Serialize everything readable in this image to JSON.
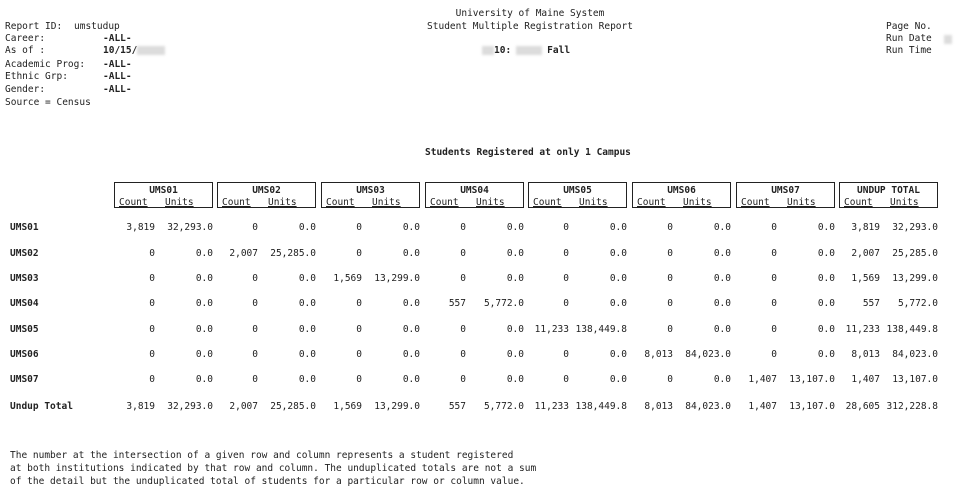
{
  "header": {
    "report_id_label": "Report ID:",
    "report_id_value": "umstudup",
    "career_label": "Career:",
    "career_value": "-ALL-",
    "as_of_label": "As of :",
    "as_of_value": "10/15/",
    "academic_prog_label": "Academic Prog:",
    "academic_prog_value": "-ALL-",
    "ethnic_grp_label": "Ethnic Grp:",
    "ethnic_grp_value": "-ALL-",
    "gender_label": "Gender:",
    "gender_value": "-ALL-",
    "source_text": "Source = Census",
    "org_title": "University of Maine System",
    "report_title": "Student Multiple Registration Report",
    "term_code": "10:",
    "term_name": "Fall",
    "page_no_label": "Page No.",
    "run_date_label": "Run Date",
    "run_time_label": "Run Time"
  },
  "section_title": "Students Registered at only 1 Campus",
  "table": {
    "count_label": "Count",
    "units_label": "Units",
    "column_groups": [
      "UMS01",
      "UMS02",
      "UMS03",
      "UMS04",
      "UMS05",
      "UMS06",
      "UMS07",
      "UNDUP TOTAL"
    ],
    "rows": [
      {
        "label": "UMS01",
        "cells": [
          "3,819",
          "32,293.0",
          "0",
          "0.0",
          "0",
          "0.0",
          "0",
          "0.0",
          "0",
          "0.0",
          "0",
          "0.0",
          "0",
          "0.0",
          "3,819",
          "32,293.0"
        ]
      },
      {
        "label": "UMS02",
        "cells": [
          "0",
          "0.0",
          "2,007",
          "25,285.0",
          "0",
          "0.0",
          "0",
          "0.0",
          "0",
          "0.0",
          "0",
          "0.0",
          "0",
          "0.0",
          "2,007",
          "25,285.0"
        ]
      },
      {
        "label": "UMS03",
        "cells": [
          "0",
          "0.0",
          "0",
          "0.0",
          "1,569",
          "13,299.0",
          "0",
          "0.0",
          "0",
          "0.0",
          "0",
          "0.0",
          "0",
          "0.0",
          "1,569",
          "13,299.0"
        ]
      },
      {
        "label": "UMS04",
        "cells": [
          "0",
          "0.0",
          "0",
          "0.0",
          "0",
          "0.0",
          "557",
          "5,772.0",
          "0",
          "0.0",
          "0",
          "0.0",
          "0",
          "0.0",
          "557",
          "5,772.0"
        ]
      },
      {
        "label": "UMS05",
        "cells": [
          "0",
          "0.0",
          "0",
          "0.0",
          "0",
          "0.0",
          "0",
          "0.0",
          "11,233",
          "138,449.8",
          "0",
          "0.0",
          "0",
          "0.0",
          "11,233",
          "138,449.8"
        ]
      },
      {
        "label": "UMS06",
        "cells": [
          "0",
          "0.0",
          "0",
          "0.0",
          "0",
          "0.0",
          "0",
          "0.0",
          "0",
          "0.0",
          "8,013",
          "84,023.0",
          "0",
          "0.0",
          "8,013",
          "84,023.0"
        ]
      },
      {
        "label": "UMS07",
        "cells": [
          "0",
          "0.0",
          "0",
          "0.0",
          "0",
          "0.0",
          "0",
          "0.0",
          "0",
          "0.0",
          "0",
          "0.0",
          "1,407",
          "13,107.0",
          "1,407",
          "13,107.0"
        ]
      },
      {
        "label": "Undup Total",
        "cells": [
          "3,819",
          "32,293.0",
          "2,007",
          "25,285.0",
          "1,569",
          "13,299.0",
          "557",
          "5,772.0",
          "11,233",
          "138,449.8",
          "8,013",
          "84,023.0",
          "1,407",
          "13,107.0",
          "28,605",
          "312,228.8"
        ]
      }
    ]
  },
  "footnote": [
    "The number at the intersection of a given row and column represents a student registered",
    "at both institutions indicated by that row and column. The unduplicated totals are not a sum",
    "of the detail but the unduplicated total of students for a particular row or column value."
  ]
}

========================================

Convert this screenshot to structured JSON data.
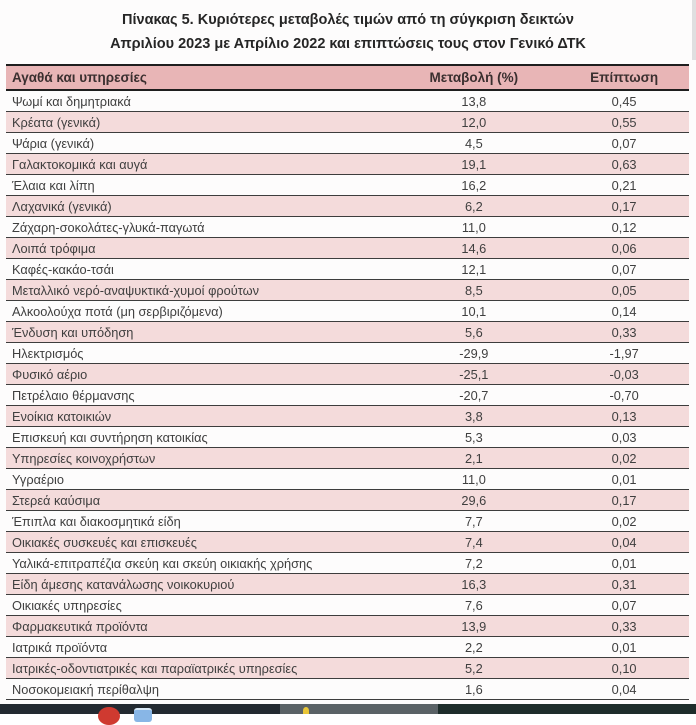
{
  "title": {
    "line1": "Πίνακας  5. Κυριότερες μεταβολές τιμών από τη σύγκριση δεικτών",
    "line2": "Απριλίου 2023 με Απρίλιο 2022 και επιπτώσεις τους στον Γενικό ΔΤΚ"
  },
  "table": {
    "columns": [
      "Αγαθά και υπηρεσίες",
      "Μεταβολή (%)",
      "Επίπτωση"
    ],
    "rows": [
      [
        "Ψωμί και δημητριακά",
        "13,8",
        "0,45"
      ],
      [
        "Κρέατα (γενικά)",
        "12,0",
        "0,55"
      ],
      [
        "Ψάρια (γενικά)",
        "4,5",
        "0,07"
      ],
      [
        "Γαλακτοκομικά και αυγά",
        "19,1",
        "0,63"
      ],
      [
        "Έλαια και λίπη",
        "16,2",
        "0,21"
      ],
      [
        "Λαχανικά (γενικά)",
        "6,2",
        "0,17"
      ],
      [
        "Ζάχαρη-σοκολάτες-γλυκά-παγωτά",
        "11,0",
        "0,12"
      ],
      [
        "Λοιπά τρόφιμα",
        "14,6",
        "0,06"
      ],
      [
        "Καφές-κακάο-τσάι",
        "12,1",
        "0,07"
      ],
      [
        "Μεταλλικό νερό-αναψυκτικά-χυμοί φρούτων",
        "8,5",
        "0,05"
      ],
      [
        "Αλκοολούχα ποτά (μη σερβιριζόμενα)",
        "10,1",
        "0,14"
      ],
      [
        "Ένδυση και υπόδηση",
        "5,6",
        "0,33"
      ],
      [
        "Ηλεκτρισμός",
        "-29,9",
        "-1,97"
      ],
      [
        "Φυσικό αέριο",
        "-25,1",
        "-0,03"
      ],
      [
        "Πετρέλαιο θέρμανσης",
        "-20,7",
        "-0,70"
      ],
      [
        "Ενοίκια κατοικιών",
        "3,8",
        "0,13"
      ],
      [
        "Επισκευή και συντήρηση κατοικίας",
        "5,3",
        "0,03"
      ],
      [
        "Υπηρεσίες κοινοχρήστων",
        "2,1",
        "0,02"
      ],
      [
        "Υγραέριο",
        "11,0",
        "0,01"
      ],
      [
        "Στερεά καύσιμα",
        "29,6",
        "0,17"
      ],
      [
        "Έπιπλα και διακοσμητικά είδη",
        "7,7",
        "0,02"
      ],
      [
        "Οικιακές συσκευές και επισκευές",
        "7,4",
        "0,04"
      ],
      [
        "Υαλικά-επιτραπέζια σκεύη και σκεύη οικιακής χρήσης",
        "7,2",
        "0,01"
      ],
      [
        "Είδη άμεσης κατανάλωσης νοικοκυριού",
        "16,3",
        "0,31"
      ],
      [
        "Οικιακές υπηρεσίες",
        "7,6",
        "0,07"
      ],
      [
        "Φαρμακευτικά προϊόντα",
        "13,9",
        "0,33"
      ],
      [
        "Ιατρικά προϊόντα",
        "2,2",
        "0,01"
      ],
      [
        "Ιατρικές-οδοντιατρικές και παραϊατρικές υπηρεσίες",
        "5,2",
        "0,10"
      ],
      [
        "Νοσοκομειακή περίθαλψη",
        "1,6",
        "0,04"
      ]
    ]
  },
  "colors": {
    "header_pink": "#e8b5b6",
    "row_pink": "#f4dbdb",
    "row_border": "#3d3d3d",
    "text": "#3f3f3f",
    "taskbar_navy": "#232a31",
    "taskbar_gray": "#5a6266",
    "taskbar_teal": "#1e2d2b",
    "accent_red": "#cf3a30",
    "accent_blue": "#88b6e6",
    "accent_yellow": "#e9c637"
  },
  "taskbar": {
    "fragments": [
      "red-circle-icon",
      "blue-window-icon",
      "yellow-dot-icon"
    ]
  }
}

========================================

- Work instructions
For the listing above, identify each line bearing "Οικιακές".

- Complete answer
        "Οικιακές συσκευές και επισκευές",
        "Οικιακές υπηρεσίες",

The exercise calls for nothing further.